**Problem to solve:** Present each line of the entries below that holds the word "page".
:: Record set ::
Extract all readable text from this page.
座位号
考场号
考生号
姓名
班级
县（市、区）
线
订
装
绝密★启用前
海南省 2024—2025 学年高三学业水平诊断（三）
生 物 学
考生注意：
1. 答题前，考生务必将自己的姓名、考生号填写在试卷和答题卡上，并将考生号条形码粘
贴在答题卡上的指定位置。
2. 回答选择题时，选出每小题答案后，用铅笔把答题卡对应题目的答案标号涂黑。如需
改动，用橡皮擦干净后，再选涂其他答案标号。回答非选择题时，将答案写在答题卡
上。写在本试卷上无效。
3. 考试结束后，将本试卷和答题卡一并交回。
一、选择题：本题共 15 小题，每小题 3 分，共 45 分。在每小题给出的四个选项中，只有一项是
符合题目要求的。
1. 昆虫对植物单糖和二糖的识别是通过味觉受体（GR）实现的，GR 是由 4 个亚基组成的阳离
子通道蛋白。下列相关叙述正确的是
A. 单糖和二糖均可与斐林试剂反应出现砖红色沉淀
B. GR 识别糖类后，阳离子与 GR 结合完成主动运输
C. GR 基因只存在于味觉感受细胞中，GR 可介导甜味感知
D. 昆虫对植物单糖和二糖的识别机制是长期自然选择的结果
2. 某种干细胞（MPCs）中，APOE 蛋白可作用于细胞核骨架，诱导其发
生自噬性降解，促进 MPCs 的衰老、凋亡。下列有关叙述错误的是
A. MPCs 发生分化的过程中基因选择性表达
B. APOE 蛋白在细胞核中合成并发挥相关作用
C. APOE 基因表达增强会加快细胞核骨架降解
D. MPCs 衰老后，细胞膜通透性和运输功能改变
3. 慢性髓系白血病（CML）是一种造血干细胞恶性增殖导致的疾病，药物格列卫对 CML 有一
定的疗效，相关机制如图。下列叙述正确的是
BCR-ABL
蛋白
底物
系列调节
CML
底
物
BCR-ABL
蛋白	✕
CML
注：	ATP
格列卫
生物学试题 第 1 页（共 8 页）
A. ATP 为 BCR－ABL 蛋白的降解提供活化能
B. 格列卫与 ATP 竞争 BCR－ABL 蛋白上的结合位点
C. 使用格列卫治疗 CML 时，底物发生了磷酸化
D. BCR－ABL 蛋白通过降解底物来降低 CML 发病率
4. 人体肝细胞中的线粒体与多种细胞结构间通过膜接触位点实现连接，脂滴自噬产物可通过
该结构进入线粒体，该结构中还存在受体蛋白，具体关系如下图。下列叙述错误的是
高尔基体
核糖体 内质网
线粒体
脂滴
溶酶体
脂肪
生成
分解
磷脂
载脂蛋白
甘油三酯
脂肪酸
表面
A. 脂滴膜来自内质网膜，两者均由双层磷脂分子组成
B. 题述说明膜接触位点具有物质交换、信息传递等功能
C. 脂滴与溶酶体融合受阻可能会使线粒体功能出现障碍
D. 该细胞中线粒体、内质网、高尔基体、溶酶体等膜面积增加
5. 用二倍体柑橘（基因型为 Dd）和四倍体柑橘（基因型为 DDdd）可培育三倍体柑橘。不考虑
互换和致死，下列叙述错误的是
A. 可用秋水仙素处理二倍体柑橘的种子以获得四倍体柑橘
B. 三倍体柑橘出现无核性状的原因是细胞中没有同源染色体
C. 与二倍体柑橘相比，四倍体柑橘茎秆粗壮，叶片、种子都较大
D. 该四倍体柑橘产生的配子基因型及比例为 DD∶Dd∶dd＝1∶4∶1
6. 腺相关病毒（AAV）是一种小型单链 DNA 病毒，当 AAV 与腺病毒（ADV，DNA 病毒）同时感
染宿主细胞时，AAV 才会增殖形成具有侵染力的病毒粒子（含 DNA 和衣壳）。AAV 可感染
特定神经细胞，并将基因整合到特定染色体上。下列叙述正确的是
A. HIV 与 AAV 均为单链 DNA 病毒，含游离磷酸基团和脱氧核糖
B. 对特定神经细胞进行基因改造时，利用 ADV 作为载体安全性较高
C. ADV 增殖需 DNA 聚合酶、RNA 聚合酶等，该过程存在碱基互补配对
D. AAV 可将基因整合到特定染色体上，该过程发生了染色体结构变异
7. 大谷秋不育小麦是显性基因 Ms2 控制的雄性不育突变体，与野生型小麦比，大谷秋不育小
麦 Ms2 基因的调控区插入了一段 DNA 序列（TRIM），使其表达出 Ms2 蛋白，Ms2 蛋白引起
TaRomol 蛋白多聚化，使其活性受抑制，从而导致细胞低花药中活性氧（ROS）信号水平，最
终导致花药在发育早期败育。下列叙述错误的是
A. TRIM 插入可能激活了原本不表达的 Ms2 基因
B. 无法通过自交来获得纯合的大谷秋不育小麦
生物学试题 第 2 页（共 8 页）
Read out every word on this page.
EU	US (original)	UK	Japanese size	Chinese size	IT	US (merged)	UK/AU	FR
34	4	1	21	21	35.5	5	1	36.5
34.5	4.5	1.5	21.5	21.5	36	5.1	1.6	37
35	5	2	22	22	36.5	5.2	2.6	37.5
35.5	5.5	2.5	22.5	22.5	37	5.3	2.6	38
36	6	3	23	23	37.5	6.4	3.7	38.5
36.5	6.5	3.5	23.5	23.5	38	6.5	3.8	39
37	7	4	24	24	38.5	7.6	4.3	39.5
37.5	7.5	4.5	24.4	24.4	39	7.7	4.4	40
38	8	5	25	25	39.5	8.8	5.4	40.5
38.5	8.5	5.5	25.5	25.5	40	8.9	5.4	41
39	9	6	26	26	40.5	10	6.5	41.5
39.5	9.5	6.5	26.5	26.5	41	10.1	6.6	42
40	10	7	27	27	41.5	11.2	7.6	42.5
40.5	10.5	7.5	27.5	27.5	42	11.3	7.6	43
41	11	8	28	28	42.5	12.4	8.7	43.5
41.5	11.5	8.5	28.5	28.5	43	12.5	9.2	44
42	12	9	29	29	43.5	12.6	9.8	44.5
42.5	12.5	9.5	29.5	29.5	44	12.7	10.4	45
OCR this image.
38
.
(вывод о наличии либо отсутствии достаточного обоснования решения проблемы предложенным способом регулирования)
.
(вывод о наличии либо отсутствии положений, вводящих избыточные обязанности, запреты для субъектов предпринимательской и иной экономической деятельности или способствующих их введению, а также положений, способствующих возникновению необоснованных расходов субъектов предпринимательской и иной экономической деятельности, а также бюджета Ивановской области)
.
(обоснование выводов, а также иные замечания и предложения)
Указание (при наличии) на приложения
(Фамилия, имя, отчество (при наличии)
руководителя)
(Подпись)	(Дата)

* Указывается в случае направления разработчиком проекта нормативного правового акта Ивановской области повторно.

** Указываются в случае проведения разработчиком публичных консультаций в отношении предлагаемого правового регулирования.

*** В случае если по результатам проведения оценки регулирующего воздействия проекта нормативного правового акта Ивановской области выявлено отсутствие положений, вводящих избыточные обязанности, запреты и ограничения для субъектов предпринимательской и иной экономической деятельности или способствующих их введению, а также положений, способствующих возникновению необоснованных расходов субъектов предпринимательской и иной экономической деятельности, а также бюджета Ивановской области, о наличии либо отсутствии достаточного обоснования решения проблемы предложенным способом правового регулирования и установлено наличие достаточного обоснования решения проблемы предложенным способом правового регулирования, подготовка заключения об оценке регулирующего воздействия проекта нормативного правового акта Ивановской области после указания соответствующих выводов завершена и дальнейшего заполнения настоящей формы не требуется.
:::
**Final answer:**
Extract all readable text from this page.
Read out every word on this page.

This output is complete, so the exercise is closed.